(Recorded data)
━━━━━━━━━━━━━━━━━━━━━━━━━━━━━━
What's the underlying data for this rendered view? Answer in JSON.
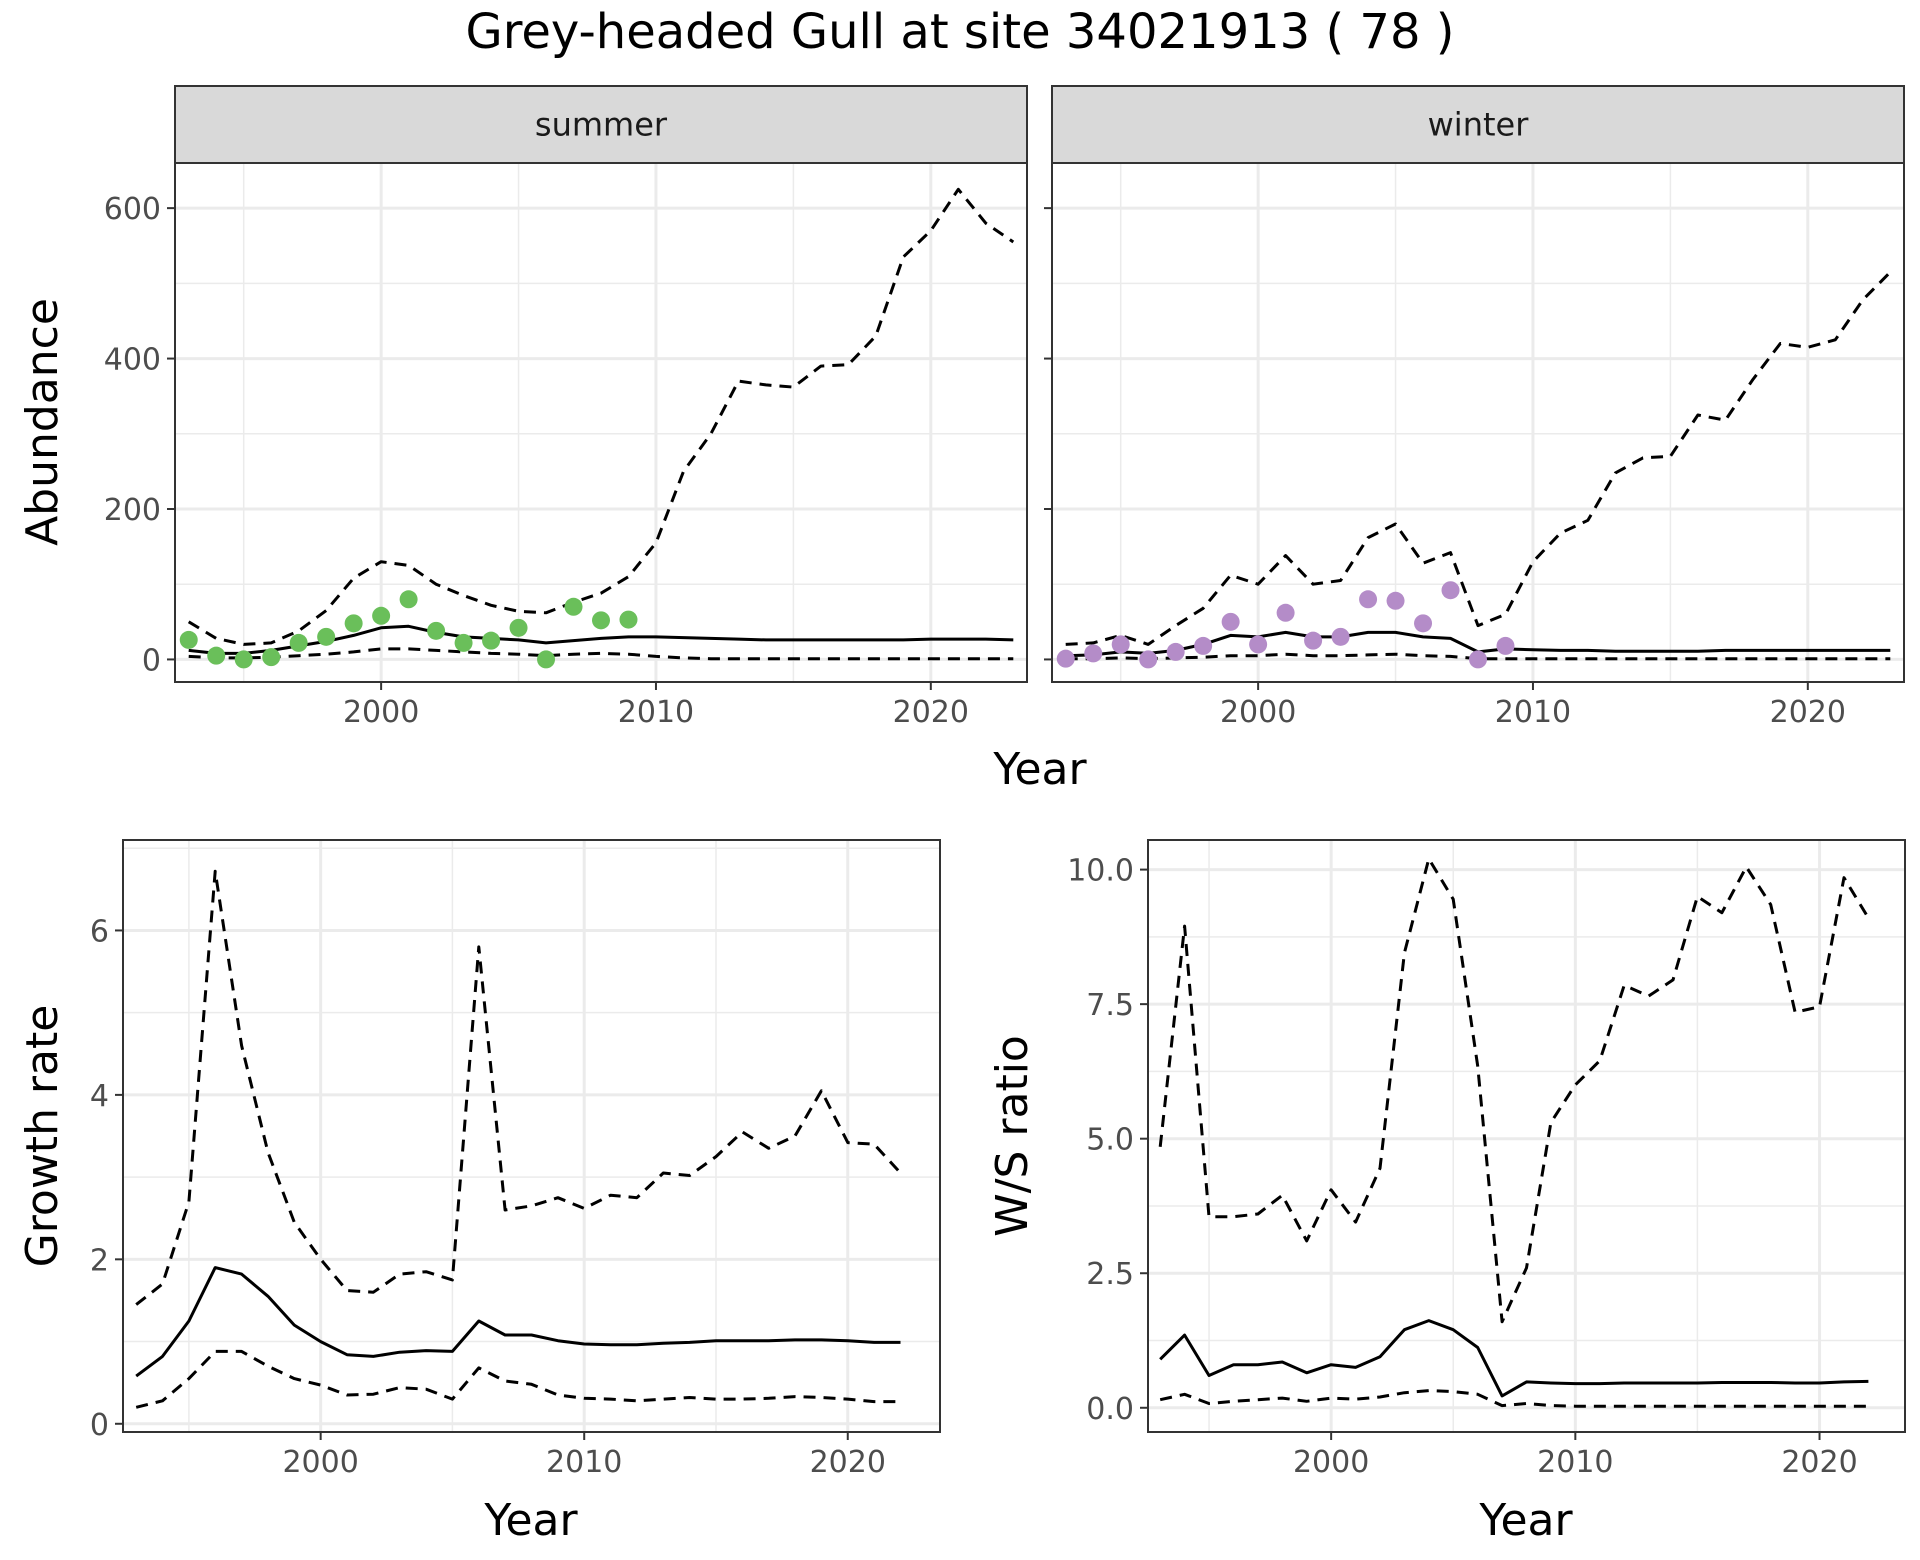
{
  "title": "Grey-headed Gull at site 34021913 ( 78 )",
  "colors": {
    "summer": "#6abf5a",
    "winter": "#b48cc8",
    "line": "#000000",
    "strip_bg": "#d9d9d9",
    "grid": "#ebebeb"
  },
  "chart_data": [
    {
      "id": "abundance-summer",
      "type": "line",
      "panel": "summer",
      "ylabel": "Abundance",
      "xlabel": "Year",
      "xlim": [
        1992.5,
        2023.5
      ],
      "ylim": [
        -30,
        660
      ],
      "xticks": [
        2000,
        2010,
        2020
      ],
      "yticks": [
        0,
        200,
        400,
        600
      ],
      "series": [
        {
          "role": "mean",
          "x": [
            1993,
            1994,
            1995,
            1996,
            1997,
            1998,
            1999,
            2000,
            2001,
            2002,
            2003,
            2004,
            2005,
            2006,
            2007,
            2008,
            2009,
            2010,
            2011,
            2012,
            2013,
            2014,
            2015,
            2016,
            2017,
            2018,
            2019,
            2020,
            2021,
            2022,
            2023
          ],
          "y": [
            12,
            8,
            8,
            12,
            18,
            24,
            32,
            42,
            44,
            36,
            30,
            28,
            26,
            22,
            25,
            28,
            30,
            30,
            29,
            28,
            27,
            26,
            26,
            26,
            26,
            26,
            26,
            27,
            27,
            27,
            26
          ]
        },
        {
          "role": "upper",
          "x": [
            1993,
            1994,
            1995,
            1996,
            1997,
            1998,
            1999,
            2000,
            2001,
            2002,
            2003,
            2004,
            2005,
            2006,
            2007,
            2008,
            2009,
            2010,
            2011,
            2012,
            2013,
            2014,
            2015,
            2016,
            2017,
            2018,
            2019,
            2020,
            2021,
            2022,
            2023
          ],
          "y": [
            50,
            28,
            20,
            22,
            38,
            65,
            108,
            130,
            125,
            100,
            85,
            72,
            64,
            62,
            76,
            88,
            110,
            155,
            250,
            300,
            370,
            365,
            362,
            390,
            392,
            430,
            535,
            570,
            625,
            580,
            555
          ]
        },
        {
          "role": "lower",
          "x": [
            1993,
            1994,
            1995,
            1996,
            1997,
            1998,
            1999,
            2000,
            2001,
            2002,
            2003,
            2004,
            2005,
            2006,
            2007,
            2008,
            2009,
            2010,
            2011,
            2012,
            2013,
            2014,
            2015,
            2016,
            2017,
            2018,
            2019,
            2020,
            2021,
            2022,
            2023
          ],
          "y": [
            4,
            2,
            2,
            3,
            5,
            7,
            10,
            14,
            14,
            12,
            10,
            8,
            7,
            5,
            7,
            8,
            7,
            4,
            2,
            1,
            1,
            1,
            1,
            1,
            1,
            1,
            1,
            1,
            1,
            1,
            1
          ]
        }
      ],
      "points": {
        "x": [
          1993,
          1994,
          1995,
          1996,
          1997,
          1998,
          1999,
          2000,
          2001,
          2002,
          2003,
          2004,
          2005,
          2006,
          2007,
          2008,
          2009
        ],
        "y": [
          26,
          5,
          0,
          3,
          22,
          30,
          48,
          58,
          80,
          38,
          22,
          25,
          42,
          0,
          70,
          52,
          53
        ]
      }
    },
    {
      "id": "abundance-winter",
      "type": "line",
      "panel": "winter",
      "ylabel": "",
      "xlabel": "Year",
      "xlim": [
        1992.5,
        2023.5
      ],
      "ylim": [
        -30,
        660
      ],
      "xticks": [
        2000,
        2010,
        2020
      ],
      "yticks": [
        0,
        200,
        400,
        600
      ],
      "series": [
        {
          "role": "mean",
          "x": [
            1993,
            1994,
            1995,
            1996,
            1997,
            1998,
            1999,
            2000,
            2001,
            2002,
            2003,
            2004,
            2005,
            2006,
            2007,
            2008,
            2009,
            2010,
            2011,
            2012,
            2013,
            2014,
            2015,
            2016,
            2017,
            2018,
            2019,
            2020,
            2021,
            2022,
            2023
          ],
          "y": [
            5,
            6,
            10,
            8,
            12,
            20,
            32,
            30,
            36,
            30,
            30,
            36,
            36,
            30,
            28,
            10,
            14,
            13,
            12,
            12,
            11,
            11,
            11,
            11,
            12,
            12,
            12,
            12,
            12,
            12,
            12
          ]
        },
        {
          "role": "upper",
          "x": [
            1993,
            1994,
            1995,
            1996,
            1997,
            1998,
            1999,
            2000,
            2001,
            2002,
            2003,
            2004,
            2005,
            2006,
            2007,
            2008,
            2009,
            2010,
            2011,
            2012,
            2013,
            2014,
            2015,
            2016,
            2017,
            2018,
            2019,
            2020,
            2021,
            2022,
            2023
          ],
          "y": [
            20,
            22,
            32,
            20,
            45,
            68,
            112,
            100,
            138,
            100,
            105,
            162,
            180,
            128,
            142,
            45,
            60,
            130,
            168,
            185,
            248,
            268,
            270,
            325,
            318,
            372,
            420,
            415,
            425,
            478,
            515
          ]
        },
        {
          "role": "lower",
          "x": [
            1993,
            1994,
            1995,
            1996,
            1997,
            1998,
            1999,
            2000,
            2001,
            2002,
            2003,
            2004,
            2005,
            2006,
            2007,
            2008,
            2009,
            2010,
            2011,
            2012,
            2013,
            2014,
            2015,
            2016,
            2017,
            2018,
            2019,
            2020,
            2021,
            2022,
            2023
          ],
          "y": [
            1,
            1,
            2,
            1,
            2,
            3,
            5,
            5,
            7,
            5,
            5,
            6,
            7,
            5,
            4,
            1,
            1,
            1,
            1,
            1,
            1,
            1,
            1,
            1,
            1,
            1,
            1,
            1,
            1,
            1,
            1
          ]
        }
      ],
      "points": {
        "x": [
          1993,
          1994,
          1995,
          1996,
          1997,
          1998,
          1999,
          2000,
          2001,
          2002,
          2003,
          2004,
          2005,
          2006,
          2007,
          2008,
          2009
        ],
        "y": [
          1,
          8,
          20,
          0,
          10,
          18,
          50,
          20,
          62,
          25,
          30,
          80,
          78,
          48,
          92,
          0,
          18
        ]
      }
    },
    {
      "id": "growth-rate",
      "type": "line",
      "ylabel": "Growth rate",
      "xlabel": "Year",
      "xlim": [
        1992.5,
        2023.5
      ],
      "ylim": [
        -0.1,
        7.1
      ],
      "xticks": [
        2000,
        2010,
        2020
      ],
      "yticks": [
        0,
        2,
        4,
        6
      ],
      "series": [
        {
          "role": "mean",
          "x": [
            1993,
            1994,
            1995,
            1996,
            1997,
            1998,
            1999,
            2000,
            2001,
            2002,
            2003,
            2004,
            2005,
            2006,
            2007,
            2008,
            2009,
            2010,
            2011,
            2012,
            2013,
            2014,
            2015,
            2016,
            2017,
            2018,
            2019,
            2020,
            2021,
            2022
          ],
          "y": [
            0.58,
            0.82,
            1.25,
            1.9,
            1.82,
            1.55,
            1.2,
            1.0,
            0.84,
            0.82,
            0.87,
            0.89,
            0.88,
            1.25,
            1.08,
            1.08,
            1.01,
            0.97,
            0.96,
            0.96,
            0.98,
            0.99,
            1.01,
            1.01,
            1.01,
            1.02,
            1.02,
            1.01,
            0.99,
            0.99
          ]
        },
        {
          "role": "upper",
          "x": [
            1993,
            1994,
            1995,
            1996,
            1997,
            1998,
            1999,
            2000,
            2001,
            2002,
            2003,
            2004,
            2005,
            2006,
            2007,
            2008,
            2009,
            2010,
            2011,
            2012,
            2013,
            2014,
            2015,
            2016,
            2017,
            2018,
            2019,
            2020,
            2021,
            2022
          ],
          "y": [
            1.45,
            1.7,
            2.7,
            6.72,
            4.6,
            3.3,
            2.45,
            2.0,
            1.62,
            1.6,
            1.82,
            1.85,
            1.75,
            5.8,
            2.6,
            2.65,
            2.75,
            2.62,
            2.78,
            2.75,
            3.05,
            3.02,
            3.25,
            3.55,
            3.35,
            3.5,
            4.05,
            3.42,
            3.4,
            3.05
          ]
        },
        {
          "role": "lower",
          "x": [
            1993,
            1994,
            1995,
            1996,
            1997,
            1998,
            1999,
            2000,
            2001,
            2002,
            2003,
            2004,
            2005,
            2006,
            2007,
            2008,
            2009,
            2010,
            2011,
            2012,
            2013,
            2014,
            2015,
            2016,
            2017,
            2018,
            2019,
            2020,
            2021,
            2022
          ],
          "y": [
            0.2,
            0.28,
            0.55,
            0.88,
            0.88,
            0.7,
            0.55,
            0.47,
            0.35,
            0.36,
            0.44,
            0.42,
            0.3,
            0.68,
            0.52,
            0.48,
            0.35,
            0.31,
            0.3,
            0.28,
            0.3,
            0.32,
            0.3,
            0.3,
            0.31,
            0.33,
            0.32,
            0.3,
            0.27,
            0.27
          ]
        }
      ]
    },
    {
      "id": "ws-ratio",
      "type": "line",
      "ylabel": "W/S ratio",
      "xlabel": "Year",
      "xlim": [
        1992.5,
        2023.5
      ],
      "ylim": [
        -0.45,
        10.55
      ],
      "xticks": [
        2000,
        2010,
        2020
      ],
      "yticks": [
        0.0,
        2.5,
        5.0,
        7.5,
        10.0
      ],
      "ytick_labels": [
        "0.0",
        "2.5",
        "5.0",
        "7.5",
        "10.0"
      ],
      "series": [
        {
          "role": "mean",
          "x": [
            1993,
            1994,
            1995,
            1996,
            1997,
            1998,
            1999,
            2000,
            2001,
            2002,
            2003,
            2004,
            2005,
            2006,
            2007,
            2008,
            2009,
            2010,
            2011,
            2012,
            2013,
            2014,
            2015,
            2016,
            2017,
            2018,
            2019,
            2020,
            2021,
            2022
          ],
          "y": [
            0.9,
            1.35,
            0.6,
            0.8,
            0.8,
            0.85,
            0.65,
            0.8,
            0.75,
            0.95,
            1.45,
            1.62,
            1.45,
            1.12,
            0.22,
            0.48,
            0.46,
            0.45,
            0.45,
            0.46,
            0.46,
            0.46,
            0.46,
            0.47,
            0.47,
            0.47,
            0.46,
            0.46,
            0.48,
            0.49
          ]
        },
        {
          "role": "upper",
          "x": [
            1993,
            1994,
            1995,
            1996,
            1997,
            1998,
            1999,
            2000,
            2001,
            2002,
            2003,
            2004,
            2005,
            2006,
            2007,
            2008,
            2009,
            2010,
            2011,
            2012,
            2013,
            2014,
            2015,
            2016,
            2017,
            2018,
            2019,
            2020,
            2021,
            2022
          ],
          "y": [
            4.85,
            8.95,
            3.55,
            3.55,
            3.6,
            3.95,
            3.1,
            4.05,
            3.45,
            4.45,
            8.45,
            10.2,
            9.45,
            6.35,
            1.6,
            2.6,
            5.3,
            6.0,
            6.45,
            7.85,
            7.65,
            7.95,
            9.5,
            9.2,
            10.05,
            9.35,
            7.35,
            7.45,
            9.85,
            9.1
          ]
        },
        {
          "role": "lower",
          "x": [
            1993,
            1994,
            1995,
            1996,
            1997,
            1998,
            1999,
            2000,
            2001,
            2002,
            2003,
            2004,
            2005,
            2006,
            2007,
            2008,
            2009,
            2010,
            2011,
            2012,
            2013,
            2014,
            2015,
            2016,
            2017,
            2018,
            2019,
            2020,
            2021,
            2022
          ],
          "y": [
            0.15,
            0.25,
            0.08,
            0.12,
            0.15,
            0.18,
            0.12,
            0.18,
            0.16,
            0.2,
            0.28,
            0.32,
            0.3,
            0.25,
            0.04,
            0.08,
            0.04,
            0.03,
            0.03,
            0.03,
            0.03,
            0.03,
            0.03,
            0.03,
            0.03,
            0.03,
            0.03,
            0.03,
            0.03,
            0.03
          ]
        }
      ]
    }
  ]
}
━━━━━━━━━━━━━━━━━━━━━━━━━━━━━━
**Goal**. Locate all lines that include the word "ylabel" and copy them out.

**Task result**.
      "ylabel": "Abundance",
      "ylabel": "",
      "ylabel": "Growth rate",
      "ylabel": "W/S ratio",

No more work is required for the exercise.